┌─ SOURCE EXTRACT

Saturday, November 27, 2010

A Reliable Wife

by Robert Goolrick


A Reliable WifeOh hi. Remember me? I thought maybe not. Honestly, I think about you often, my dear blog, and have been meaning to get back to you. Where has this year gone? Why have I been so busy? I'm not sure I can put my non-stop summer and fall into words that would make you understand why you've been neglected. But I'm back. No more excuses. I love to read and write about the books I've read. I'm ten posts behind. Today, this quiet, lovely Saturday, I vow to you to catch up on all of those reviews. I won't post them all at once, that would be silly. I'm thinking two a week for now. Maybe more. We'll see. But here goes...

└─

Extract the part of the blog post between "by Robert Goolrick" and "But here goes...", inclusive. The records after the blog post are separate material with no connection to it.

┌─ STORED DATA

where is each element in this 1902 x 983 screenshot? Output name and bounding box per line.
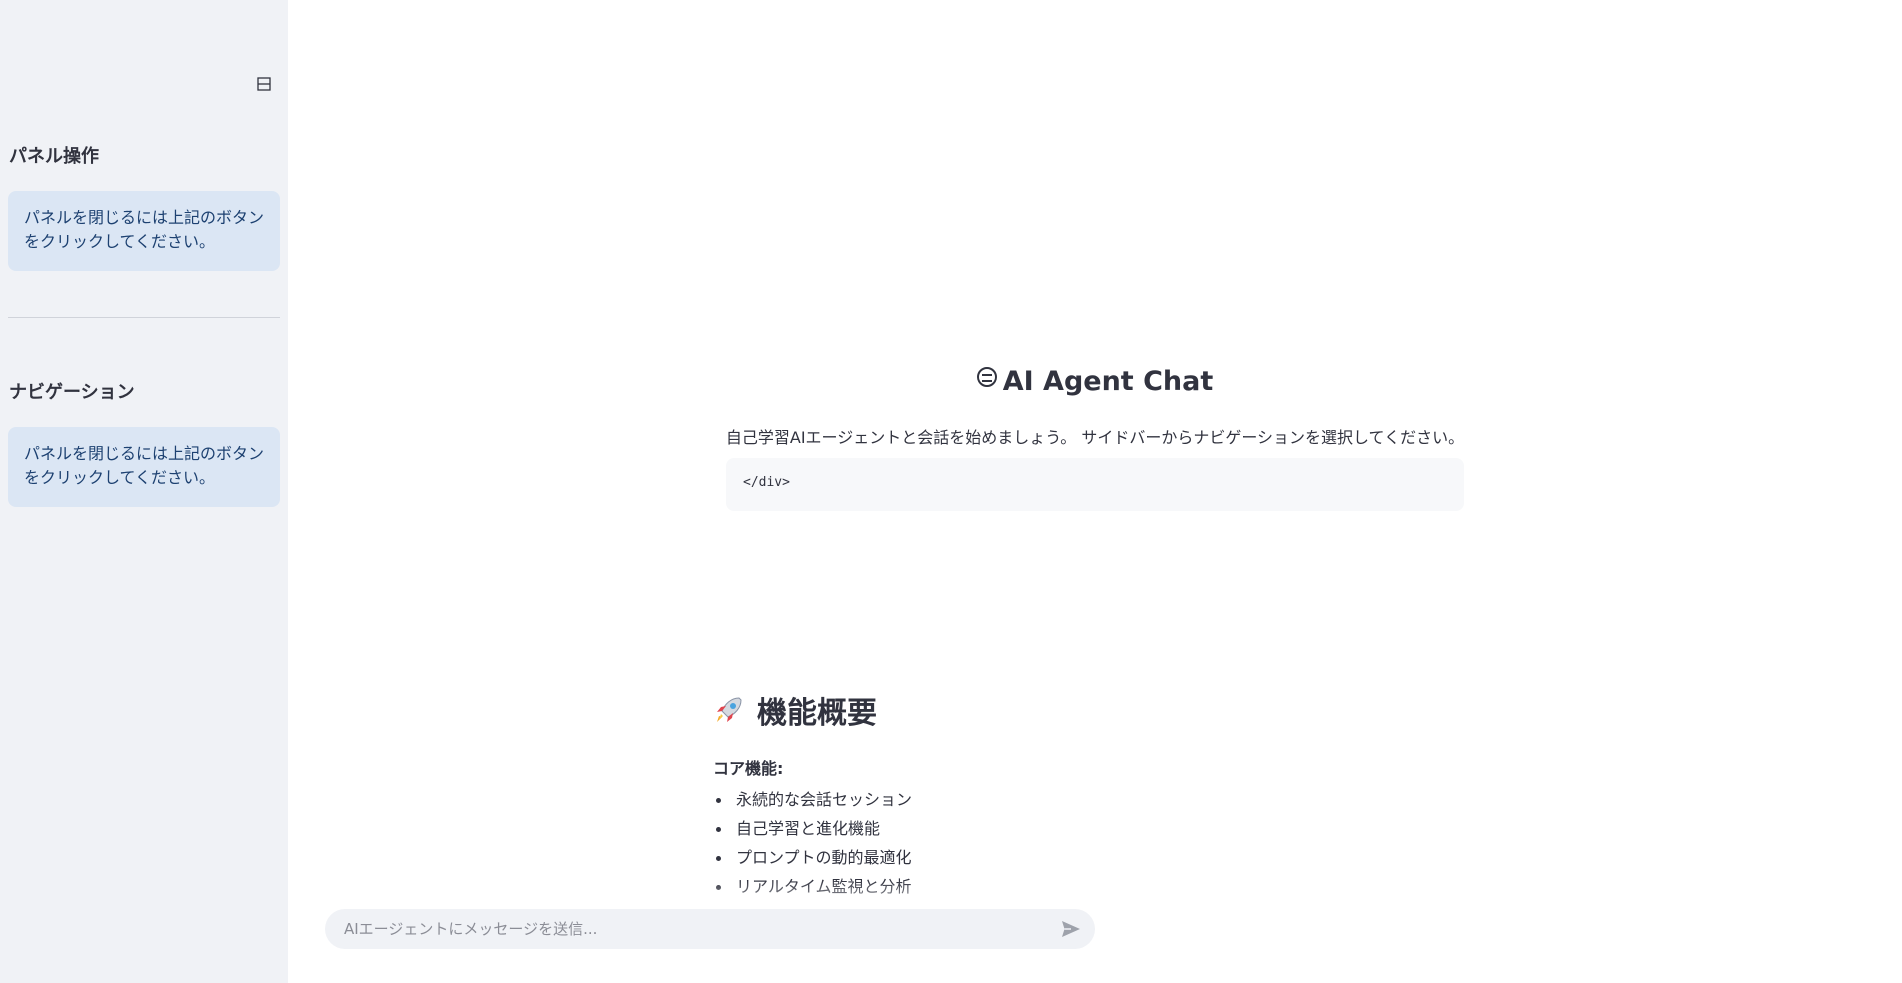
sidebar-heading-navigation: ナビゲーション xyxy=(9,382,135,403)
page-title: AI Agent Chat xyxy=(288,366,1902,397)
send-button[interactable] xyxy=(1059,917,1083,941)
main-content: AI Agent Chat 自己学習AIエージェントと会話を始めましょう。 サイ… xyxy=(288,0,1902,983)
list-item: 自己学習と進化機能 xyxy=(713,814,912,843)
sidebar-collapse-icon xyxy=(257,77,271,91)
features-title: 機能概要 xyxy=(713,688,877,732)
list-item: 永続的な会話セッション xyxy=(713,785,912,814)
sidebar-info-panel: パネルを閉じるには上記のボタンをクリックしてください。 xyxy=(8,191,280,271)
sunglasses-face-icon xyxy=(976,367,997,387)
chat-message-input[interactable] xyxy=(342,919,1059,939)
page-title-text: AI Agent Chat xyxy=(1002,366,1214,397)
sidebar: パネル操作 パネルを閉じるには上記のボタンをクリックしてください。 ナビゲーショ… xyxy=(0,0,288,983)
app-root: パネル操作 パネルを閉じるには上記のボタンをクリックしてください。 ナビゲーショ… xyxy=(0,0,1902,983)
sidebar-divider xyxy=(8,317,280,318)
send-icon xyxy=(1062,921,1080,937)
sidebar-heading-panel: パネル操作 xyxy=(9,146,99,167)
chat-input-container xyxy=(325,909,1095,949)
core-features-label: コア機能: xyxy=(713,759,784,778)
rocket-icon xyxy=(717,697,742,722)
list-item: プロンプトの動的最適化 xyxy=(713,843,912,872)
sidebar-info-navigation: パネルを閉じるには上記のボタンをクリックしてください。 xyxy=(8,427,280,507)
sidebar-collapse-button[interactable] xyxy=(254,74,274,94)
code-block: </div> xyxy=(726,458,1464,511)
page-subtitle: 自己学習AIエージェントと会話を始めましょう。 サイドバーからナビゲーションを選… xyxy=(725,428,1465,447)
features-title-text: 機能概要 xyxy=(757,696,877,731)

└─

COMPLETED TASK:
by Robert Goolrick


A Reliable WifeOh hi. Remember me? I thought maybe not. Honestly, I think about you often, my dear blog, and have been meaning to get back to you. Where has this year gone? Why have I been so busy? I'm not sure I can put my non-stop summer and fall into words that would make you understand why you've been neglected. But I'm back. No more excuses. I love to read and write about the books I've read. I'm ten posts behind. Today, this quiet, lovely Saturday, I vow to you to catch up on all of those reviews. I won't post them all at once, that would be silly. I'm thinking two a week for now. Maybe more. We'll see. But here goes...